# [TO BE DONE]
Every line holding the string "Chair" should be gathered.

# [RECORDS]

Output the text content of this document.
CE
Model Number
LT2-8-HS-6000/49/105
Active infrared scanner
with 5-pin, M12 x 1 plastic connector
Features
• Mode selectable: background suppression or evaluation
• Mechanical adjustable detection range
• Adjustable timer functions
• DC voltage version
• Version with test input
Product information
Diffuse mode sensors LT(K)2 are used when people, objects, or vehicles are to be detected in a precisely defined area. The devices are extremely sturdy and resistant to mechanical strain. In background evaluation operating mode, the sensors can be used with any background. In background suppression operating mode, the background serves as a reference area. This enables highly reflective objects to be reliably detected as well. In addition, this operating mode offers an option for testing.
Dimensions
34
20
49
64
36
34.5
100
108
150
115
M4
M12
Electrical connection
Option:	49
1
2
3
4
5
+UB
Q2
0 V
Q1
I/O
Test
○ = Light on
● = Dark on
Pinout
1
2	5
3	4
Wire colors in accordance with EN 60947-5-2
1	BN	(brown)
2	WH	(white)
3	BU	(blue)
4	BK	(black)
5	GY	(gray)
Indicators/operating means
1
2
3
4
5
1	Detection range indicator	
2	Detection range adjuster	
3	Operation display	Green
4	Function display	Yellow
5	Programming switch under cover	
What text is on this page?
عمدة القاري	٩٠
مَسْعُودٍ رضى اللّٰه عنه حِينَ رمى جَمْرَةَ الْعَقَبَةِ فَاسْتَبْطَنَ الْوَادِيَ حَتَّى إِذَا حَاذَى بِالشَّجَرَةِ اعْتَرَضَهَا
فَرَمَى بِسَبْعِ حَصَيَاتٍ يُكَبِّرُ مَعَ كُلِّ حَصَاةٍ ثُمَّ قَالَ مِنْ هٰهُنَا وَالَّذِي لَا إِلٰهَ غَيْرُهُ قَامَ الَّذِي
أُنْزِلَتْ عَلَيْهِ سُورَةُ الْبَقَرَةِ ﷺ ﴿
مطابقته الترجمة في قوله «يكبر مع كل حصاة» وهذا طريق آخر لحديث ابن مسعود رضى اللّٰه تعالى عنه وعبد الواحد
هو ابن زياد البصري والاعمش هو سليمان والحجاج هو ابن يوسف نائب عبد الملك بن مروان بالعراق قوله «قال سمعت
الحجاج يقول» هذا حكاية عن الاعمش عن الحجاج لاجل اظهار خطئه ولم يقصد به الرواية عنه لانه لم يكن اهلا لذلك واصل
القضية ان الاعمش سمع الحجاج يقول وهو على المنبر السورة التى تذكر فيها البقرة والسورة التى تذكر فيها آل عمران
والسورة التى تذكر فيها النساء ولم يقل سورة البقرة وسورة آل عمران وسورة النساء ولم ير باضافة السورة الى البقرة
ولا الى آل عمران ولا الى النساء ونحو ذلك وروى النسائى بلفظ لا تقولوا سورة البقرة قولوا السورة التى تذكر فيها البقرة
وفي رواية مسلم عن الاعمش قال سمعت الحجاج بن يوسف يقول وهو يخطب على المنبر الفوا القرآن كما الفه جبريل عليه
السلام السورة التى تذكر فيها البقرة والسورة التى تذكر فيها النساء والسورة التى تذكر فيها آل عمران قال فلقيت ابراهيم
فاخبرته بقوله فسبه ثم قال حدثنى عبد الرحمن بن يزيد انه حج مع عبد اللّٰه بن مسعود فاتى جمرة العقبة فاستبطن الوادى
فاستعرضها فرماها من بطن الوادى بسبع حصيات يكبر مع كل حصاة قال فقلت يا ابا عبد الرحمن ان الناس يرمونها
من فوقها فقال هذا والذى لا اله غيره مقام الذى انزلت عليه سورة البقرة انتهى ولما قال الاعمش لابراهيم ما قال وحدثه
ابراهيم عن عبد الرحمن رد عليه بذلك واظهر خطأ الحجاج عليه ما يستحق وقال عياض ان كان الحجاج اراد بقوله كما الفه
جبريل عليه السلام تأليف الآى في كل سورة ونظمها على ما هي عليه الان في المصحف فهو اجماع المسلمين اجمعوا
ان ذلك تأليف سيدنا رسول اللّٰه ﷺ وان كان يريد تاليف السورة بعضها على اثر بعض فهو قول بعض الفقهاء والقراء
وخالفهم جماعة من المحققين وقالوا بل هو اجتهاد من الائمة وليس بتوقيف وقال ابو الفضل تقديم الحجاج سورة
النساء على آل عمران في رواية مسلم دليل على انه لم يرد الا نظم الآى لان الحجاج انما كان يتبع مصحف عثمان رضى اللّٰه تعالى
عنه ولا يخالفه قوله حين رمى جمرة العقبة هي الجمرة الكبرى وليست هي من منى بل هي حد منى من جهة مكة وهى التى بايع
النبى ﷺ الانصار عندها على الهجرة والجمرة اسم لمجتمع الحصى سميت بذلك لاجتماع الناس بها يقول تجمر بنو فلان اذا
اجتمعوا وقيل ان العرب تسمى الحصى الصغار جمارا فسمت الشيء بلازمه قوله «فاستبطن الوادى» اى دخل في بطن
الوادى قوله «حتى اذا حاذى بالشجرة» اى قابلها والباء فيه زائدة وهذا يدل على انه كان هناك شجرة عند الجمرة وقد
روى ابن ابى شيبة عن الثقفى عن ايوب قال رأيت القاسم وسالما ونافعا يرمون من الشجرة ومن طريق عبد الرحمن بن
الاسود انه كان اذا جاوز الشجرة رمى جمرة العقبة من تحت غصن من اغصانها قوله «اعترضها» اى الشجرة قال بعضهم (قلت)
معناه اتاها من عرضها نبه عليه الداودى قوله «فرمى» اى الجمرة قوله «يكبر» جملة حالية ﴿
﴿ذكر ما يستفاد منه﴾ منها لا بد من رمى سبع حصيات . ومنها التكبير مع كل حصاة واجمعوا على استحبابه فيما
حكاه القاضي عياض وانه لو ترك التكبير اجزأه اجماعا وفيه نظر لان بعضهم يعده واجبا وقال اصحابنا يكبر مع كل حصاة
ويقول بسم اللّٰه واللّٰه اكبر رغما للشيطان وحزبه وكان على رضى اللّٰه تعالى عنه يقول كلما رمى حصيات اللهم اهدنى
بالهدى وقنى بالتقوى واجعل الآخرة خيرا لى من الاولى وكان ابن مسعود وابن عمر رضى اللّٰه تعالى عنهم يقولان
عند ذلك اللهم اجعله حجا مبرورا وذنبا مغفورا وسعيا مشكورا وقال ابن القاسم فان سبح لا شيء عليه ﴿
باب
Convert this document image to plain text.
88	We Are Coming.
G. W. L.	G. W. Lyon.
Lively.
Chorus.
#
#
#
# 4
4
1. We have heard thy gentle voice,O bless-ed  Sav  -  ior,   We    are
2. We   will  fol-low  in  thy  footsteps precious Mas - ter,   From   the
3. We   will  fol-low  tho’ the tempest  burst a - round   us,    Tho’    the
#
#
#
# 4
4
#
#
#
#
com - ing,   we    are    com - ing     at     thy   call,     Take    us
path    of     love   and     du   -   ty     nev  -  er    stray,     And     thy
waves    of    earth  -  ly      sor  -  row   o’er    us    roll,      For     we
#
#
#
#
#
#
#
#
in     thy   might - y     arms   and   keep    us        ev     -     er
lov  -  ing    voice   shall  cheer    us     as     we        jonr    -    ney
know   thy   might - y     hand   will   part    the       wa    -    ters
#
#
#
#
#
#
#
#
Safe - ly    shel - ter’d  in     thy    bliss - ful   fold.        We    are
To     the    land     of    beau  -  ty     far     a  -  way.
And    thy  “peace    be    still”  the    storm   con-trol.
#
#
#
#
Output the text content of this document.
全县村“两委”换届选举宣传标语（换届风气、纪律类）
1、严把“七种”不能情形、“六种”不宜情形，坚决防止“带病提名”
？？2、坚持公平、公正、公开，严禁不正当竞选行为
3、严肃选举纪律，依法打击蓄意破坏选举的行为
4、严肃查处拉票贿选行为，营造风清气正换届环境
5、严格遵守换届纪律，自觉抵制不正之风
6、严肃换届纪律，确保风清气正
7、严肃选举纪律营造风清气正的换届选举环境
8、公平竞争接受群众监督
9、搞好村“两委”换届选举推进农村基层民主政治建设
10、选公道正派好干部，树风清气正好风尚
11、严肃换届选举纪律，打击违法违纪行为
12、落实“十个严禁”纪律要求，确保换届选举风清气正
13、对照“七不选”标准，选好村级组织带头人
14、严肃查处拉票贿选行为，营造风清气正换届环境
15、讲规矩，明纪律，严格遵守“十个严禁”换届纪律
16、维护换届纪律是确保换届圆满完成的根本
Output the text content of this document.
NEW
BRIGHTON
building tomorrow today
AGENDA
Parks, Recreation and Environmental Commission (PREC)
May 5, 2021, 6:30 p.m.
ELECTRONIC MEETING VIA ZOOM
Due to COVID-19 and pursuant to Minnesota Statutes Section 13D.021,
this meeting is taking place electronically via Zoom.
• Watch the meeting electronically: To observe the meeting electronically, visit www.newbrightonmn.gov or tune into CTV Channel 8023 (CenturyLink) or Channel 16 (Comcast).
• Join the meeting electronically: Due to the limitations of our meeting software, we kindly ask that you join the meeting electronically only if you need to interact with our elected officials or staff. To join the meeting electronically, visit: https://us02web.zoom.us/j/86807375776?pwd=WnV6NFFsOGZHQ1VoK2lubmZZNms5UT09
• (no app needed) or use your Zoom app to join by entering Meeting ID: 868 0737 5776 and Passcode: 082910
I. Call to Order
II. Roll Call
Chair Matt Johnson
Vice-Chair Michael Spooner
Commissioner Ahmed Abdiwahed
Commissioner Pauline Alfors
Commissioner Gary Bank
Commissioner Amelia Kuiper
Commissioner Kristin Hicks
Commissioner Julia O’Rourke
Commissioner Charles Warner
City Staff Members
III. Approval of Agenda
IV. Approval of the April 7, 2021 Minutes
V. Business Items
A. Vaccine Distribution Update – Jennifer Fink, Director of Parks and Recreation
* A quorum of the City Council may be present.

# [RESULT FOR THIS EXERCISE]
Chair Matt Johnson
Vice-Chair Michael Spooner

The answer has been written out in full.